**EXERCISE PROMPT**
Report every line in the listing below where the string "Working" shows up.

**DATA ENTRIES**
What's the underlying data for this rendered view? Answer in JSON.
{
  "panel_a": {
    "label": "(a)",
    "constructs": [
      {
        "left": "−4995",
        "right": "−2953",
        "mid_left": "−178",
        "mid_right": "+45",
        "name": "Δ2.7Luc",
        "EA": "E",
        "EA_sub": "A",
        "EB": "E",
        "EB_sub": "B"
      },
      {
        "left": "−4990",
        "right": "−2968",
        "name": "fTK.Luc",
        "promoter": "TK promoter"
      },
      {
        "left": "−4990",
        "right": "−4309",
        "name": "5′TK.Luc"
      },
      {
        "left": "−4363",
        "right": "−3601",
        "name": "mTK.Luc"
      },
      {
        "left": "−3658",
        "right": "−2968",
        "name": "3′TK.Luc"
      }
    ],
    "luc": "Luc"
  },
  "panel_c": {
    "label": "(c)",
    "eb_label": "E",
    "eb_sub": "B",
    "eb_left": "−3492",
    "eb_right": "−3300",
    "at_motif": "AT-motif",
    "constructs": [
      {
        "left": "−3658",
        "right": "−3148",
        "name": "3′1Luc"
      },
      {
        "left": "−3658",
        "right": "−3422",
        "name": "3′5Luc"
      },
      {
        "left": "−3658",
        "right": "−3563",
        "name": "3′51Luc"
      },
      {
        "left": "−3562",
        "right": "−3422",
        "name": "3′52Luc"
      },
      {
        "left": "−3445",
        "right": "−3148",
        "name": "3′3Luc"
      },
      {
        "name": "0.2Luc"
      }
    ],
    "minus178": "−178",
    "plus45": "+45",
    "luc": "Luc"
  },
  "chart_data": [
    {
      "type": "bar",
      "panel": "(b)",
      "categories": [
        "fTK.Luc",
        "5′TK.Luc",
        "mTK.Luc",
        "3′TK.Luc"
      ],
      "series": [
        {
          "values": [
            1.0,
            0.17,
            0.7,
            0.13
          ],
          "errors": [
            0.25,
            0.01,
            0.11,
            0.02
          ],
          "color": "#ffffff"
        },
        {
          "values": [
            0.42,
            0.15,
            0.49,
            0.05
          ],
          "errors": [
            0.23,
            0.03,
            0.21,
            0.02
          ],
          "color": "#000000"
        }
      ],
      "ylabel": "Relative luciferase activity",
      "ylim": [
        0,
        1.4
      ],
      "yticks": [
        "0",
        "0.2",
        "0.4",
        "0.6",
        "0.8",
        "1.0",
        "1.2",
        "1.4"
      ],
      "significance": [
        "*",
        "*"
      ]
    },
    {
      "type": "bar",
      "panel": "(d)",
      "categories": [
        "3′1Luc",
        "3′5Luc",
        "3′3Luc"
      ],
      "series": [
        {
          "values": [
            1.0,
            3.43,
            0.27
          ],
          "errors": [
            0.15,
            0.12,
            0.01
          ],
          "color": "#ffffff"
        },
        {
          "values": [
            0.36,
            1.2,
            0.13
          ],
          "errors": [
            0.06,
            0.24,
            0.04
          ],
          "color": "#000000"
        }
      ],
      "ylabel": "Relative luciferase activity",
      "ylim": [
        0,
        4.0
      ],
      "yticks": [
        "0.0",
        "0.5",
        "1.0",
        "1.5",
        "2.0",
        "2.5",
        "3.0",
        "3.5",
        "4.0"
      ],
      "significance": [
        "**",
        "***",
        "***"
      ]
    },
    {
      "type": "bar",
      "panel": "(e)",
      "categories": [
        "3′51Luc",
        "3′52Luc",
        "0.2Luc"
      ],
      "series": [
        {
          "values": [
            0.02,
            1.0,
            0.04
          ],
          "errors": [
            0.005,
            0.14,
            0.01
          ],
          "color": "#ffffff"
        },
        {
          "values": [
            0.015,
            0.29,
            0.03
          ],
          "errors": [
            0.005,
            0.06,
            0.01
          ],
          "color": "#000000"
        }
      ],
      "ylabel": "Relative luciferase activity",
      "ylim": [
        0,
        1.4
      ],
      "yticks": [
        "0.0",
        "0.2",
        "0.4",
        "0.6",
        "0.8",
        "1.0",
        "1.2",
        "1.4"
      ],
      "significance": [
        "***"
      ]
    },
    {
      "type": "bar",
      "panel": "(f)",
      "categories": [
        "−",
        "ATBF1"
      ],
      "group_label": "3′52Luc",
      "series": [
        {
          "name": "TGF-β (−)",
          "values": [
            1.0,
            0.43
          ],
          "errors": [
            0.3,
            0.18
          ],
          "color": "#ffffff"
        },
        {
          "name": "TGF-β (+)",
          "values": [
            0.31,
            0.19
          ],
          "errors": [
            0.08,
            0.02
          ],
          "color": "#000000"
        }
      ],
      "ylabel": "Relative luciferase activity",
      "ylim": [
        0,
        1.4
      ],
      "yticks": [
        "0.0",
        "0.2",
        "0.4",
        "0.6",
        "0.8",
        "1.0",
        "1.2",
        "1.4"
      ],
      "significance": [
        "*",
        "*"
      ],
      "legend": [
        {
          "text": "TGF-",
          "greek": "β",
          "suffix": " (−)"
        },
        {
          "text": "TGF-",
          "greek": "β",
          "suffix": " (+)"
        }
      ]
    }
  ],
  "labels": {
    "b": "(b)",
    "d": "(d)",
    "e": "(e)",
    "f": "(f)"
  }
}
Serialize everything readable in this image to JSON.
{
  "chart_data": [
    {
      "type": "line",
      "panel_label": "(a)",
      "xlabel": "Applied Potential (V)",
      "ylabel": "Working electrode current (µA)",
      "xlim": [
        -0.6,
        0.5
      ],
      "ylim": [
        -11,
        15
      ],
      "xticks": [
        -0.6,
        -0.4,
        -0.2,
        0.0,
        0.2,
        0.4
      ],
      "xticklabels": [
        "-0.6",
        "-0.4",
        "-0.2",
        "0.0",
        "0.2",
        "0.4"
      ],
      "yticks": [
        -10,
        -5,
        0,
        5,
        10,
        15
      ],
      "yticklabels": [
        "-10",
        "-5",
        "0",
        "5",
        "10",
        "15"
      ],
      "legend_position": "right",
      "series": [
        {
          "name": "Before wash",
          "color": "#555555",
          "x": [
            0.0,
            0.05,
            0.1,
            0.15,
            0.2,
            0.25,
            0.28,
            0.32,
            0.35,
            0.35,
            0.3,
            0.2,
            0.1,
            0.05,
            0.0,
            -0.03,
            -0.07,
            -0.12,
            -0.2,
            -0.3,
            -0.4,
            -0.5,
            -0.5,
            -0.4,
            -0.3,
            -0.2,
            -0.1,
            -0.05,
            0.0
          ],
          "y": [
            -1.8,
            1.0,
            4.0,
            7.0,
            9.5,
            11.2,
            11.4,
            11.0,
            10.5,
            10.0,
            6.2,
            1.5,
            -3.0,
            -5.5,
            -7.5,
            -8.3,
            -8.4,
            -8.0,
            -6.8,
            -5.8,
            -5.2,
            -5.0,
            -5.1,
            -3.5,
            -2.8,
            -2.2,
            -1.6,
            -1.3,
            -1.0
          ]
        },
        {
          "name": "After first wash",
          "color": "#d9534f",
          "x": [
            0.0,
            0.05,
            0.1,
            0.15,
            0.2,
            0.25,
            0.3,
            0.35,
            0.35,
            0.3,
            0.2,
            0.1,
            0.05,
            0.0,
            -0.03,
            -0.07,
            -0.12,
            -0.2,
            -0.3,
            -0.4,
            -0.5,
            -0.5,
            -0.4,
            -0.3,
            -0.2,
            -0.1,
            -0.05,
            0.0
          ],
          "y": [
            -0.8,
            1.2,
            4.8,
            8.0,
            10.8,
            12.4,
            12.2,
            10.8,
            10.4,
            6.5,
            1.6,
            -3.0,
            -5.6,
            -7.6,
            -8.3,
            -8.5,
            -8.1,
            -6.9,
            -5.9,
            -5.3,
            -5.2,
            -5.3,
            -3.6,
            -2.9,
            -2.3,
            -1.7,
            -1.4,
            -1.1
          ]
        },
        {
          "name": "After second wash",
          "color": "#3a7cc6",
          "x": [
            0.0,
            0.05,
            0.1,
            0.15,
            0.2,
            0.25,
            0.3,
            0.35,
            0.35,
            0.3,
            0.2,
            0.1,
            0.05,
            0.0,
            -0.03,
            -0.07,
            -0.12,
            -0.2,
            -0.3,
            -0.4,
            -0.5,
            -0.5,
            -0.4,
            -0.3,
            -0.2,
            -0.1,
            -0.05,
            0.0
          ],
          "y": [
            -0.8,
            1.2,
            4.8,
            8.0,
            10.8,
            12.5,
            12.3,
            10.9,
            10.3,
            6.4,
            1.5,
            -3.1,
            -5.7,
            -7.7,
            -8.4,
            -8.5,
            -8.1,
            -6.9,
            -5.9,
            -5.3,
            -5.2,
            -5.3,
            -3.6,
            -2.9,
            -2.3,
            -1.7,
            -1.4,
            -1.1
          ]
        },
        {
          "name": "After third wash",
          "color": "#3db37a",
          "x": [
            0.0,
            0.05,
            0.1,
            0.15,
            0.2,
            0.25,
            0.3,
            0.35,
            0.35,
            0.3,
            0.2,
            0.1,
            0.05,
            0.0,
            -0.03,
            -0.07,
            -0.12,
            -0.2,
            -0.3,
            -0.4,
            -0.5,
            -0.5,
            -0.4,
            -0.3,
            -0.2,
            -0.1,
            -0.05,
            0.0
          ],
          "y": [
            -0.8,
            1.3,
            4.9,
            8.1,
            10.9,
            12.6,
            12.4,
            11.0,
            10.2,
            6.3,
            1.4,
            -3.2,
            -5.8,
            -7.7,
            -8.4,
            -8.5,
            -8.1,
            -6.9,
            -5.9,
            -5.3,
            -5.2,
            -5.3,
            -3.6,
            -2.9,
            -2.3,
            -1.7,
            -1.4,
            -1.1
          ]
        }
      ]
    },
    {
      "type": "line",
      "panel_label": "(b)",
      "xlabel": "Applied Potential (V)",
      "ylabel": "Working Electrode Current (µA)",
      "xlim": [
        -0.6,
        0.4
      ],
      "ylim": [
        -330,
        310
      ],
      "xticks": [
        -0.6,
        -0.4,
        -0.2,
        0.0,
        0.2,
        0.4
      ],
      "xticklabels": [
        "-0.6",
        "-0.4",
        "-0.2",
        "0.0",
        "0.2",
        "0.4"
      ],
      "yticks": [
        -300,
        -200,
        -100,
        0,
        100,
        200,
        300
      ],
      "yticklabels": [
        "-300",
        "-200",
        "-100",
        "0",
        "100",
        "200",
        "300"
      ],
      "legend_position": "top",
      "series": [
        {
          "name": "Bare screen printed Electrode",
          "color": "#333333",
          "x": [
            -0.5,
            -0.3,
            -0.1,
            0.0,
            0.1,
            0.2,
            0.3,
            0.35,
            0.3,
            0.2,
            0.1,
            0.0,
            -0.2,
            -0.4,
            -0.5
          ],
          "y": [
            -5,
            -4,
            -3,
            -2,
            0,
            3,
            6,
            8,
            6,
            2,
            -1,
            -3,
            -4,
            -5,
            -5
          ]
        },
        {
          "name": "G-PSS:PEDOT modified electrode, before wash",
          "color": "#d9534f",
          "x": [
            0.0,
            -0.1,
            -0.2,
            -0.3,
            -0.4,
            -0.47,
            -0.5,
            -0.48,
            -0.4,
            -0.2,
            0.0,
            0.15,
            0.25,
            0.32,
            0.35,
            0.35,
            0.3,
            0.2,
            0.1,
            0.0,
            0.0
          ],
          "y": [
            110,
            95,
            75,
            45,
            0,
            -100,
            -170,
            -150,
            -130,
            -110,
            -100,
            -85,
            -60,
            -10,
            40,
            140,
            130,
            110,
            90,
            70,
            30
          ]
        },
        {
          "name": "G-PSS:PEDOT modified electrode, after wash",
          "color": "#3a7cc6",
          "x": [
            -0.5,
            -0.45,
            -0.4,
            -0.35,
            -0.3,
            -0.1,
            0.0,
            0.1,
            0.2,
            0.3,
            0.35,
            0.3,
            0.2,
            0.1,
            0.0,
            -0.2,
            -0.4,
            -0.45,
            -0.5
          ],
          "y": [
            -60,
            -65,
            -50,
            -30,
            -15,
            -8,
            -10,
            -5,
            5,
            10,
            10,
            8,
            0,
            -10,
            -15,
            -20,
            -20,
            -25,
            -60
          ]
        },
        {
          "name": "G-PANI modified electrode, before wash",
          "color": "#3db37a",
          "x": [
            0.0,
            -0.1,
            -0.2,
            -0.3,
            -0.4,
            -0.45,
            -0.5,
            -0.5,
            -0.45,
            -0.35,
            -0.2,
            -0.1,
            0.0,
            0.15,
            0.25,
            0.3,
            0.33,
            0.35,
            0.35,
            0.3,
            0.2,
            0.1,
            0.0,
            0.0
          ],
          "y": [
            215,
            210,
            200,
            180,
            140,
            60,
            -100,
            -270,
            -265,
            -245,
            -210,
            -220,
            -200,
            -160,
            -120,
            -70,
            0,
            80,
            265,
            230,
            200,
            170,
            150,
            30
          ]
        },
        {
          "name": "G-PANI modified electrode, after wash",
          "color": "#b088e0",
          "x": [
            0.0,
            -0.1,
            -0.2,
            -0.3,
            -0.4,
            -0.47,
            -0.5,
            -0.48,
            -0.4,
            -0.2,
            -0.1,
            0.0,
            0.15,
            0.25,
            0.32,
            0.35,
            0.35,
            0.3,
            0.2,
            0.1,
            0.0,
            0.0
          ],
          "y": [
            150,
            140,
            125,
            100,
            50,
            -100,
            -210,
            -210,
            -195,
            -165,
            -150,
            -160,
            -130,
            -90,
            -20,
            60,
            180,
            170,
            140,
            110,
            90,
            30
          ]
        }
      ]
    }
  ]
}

**EXPECTED ANSWER**
      "ylabel": "Working electrode current (µA)",
      "ylabel": "Working Electrode Current (µA)",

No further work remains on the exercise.